> Written request
Print the records again, character for character.

[BEGIN Supplied material]

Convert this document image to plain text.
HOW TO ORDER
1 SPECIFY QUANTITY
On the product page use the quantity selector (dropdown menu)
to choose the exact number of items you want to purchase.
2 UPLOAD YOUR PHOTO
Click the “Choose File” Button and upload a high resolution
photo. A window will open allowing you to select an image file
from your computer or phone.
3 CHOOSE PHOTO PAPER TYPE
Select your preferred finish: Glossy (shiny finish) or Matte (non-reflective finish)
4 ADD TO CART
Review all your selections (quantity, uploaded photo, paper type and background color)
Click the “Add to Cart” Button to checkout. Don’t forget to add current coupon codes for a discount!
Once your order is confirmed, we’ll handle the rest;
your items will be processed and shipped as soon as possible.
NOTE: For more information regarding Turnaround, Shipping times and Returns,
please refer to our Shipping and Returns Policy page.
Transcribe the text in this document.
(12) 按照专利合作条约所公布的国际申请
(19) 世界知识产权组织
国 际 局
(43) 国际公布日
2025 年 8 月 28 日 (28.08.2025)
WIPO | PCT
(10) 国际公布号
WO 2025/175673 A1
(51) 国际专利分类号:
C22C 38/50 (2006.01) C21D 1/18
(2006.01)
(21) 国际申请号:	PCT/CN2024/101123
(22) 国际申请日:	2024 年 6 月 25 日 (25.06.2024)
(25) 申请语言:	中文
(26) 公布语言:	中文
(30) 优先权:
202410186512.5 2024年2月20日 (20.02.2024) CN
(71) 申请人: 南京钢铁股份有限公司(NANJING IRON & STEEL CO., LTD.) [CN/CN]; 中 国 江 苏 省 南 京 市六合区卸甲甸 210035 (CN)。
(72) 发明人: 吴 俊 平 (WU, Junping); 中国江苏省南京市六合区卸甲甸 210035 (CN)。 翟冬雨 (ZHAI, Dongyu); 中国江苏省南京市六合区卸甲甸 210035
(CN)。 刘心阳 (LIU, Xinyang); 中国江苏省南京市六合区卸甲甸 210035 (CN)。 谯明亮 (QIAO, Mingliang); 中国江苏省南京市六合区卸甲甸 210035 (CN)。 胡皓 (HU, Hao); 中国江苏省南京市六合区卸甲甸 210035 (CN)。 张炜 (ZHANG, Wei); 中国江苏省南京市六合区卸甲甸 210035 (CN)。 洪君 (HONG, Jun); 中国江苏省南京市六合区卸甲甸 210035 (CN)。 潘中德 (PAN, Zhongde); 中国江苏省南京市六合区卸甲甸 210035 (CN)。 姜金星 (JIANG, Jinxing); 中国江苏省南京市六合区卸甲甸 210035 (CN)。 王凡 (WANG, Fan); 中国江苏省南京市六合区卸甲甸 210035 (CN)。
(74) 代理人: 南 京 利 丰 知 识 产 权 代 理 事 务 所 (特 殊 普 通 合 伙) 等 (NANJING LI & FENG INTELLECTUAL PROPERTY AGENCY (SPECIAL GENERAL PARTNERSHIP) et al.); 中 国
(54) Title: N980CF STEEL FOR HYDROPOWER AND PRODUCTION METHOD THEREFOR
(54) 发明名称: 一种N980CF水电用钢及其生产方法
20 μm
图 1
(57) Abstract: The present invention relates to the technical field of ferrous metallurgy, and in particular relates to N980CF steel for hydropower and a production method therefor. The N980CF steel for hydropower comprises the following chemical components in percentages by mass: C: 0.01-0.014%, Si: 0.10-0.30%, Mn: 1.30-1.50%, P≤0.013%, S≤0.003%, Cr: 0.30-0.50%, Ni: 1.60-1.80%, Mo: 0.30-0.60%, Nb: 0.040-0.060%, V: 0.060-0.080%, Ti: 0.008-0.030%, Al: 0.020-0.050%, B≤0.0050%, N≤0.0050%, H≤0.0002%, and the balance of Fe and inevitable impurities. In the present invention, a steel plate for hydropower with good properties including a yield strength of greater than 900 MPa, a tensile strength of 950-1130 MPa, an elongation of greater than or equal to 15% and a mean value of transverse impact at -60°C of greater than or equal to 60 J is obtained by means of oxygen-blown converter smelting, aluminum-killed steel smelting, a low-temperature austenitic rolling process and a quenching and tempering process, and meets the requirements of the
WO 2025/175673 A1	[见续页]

[END Supplied material]

> Task answer
Convert this document image to plain text.
HOW TO ORDER
1 SPECIFY QUANTITY
On the product page use the quantity selector (dropdown menu)
to choose the exact number of items you want to purchase.
2 UPLOAD YOUR PHOTO
Click the “Choose File” Button and upload a high resolution
photo. A window will open allowing you to select an image file
from your computer or phone.
3 CHOOSE PHOTO PAPER TYPE
Select your preferred finish: Glossy (shiny finish) or Matte (non-reflective finish)
4 ADD TO CART
Review all your selections (quantity, uploaded photo, paper type and background color)
Click the “Add to Cart” Button to checkout. Don’t forget to add current coupon codes for a discount!
Once your order is confirmed, we’ll handle the rest;
your items will be processed and shipped as soon as possible.
NOTE: For more information regarding Turnaround, Shipping times and Returns,
please refer to our Shipping and Returns Policy page.
Transcribe the text in this document.
(12) 按照专利合作条约所公布的国际申请
(19) 世界知识产权组织
国 际 局
(43) 国际公布日
2025 年 8 月 28 日 (28.08.2025)
WIPO | PCT
(10) 国际公布号
WO 2025/175673 A1
(51) 国际专利分类号:
C22C 38/50 (2006.01) C21D 1/18
(2006.01)
(21) 国际申请号:	PCT/CN2024/101123
(22) 国际申请日:	2024 年 6 月 25 日 (25.06.2024)
(25) 申请语言:	中文
(26) 公布语言:	中文
(30) 优先权:
202410186512.5 2024年2月20日 (20.02.2024) CN
(71) 申请人: 南京钢铁股份有限公司(NANJING IRON & STEEL CO., LTD.) [CN/CN]; 中 国 江 苏 省 南 京 市六合区卸甲甸 210035 (CN)。
(72) 发明人: 吴 俊 平 (WU, Junping); 中国江苏省南京市六合区卸甲甸 210035 (CN)。 翟冬雨 (ZHAI, Dongyu); 中国江苏省南京市六合区卸甲甸 210035
(CN)。 刘心阳 (LIU, Xinyang); 中国江苏省南京市六合区卸甲甸 210035 (CN)。 谯明亮 (QIAO, Mingliang); 中国江苏省南京市六合区卸甲甸 210035 (CN)。 胡皓 (HU, Hao); 中国江苏省南京市六合区卸甲甸 210035 (CN)。 张炜 (ZHANG, Wei); 中国江苏省南京市六合区卸甲甸 210035 (CN)。 洪君 (HONG, Jun); 中国江苏省南京市六合区卸甲甸 210035 (CN)。 潘中德 (PAN, Zhongde); 中国江苏省南京市六合区卸甲甸 210035 (CN)。 姜金星 (JIANG, Jinxing); 中国江苏省南京市六合区卸甲甸 210035 (CN)。 王凡 (WANG, Fan); 中国江苏省南京市六合区卸甲甸 210035 (CN)。
(74) 代理人: 南 京 利 丰 知 识 产 权 代 理 事 务 所 (特 殊 普 通 合 伙) 等 (NANJING LI & FENG INTELLECTUAL PROPERTY AGENCY (SPECIAL GENERAL PARTNERSHIP) et al.); 中 国
(54) Title: N980CF STEEL FOR HYDROPOWER AND PRODUCTION METHOD THEREFOR
(54) 发明名称: 一种N980CF水电用钢及其生产方法
20 μm
图 1
(57) Abstract: The present invention relates to the technical field of ferrous metallurgy, and in particular relates to N980CF steel for hydropower and a production method therefor. The N980CF steel for hydropower comprises the following chemical components in percentages by mass: C: 0.01-0.014%, Si: 0.10-0.30%, Mn: 1.30-1.50%, P≤0.013%, S≤0.003%, Cr: 0.30-0.50%, Ni: 1.60-1.80%, Mo: 0.30-0.60%, Nb: 0.040-0.060%, V: 0.060-0.080%, Ti: 0.008-0.030%, Al: 0.020-0.050%, B≤0.0050%, N≤0.0050%, H≤0.0002%, and the balance of Fe and inevitable impurities. In the present invention, a steel plate for hydropower with good properties including a yield strength of greater than 900 MPa, a tensile strength of 950-1130 MPa, an elongation of greater than or equal to 15% and a mean value of transverse impact at -60°C of greater than or equal to 60 J is obtained by means of oxygen-blown converter smelting, aluminum-killed steel smelting, a low-temperature austenitic rolling process and a quenching and tempering process, and meets the requirements of the
WO 2025/175673 A1	[见续页]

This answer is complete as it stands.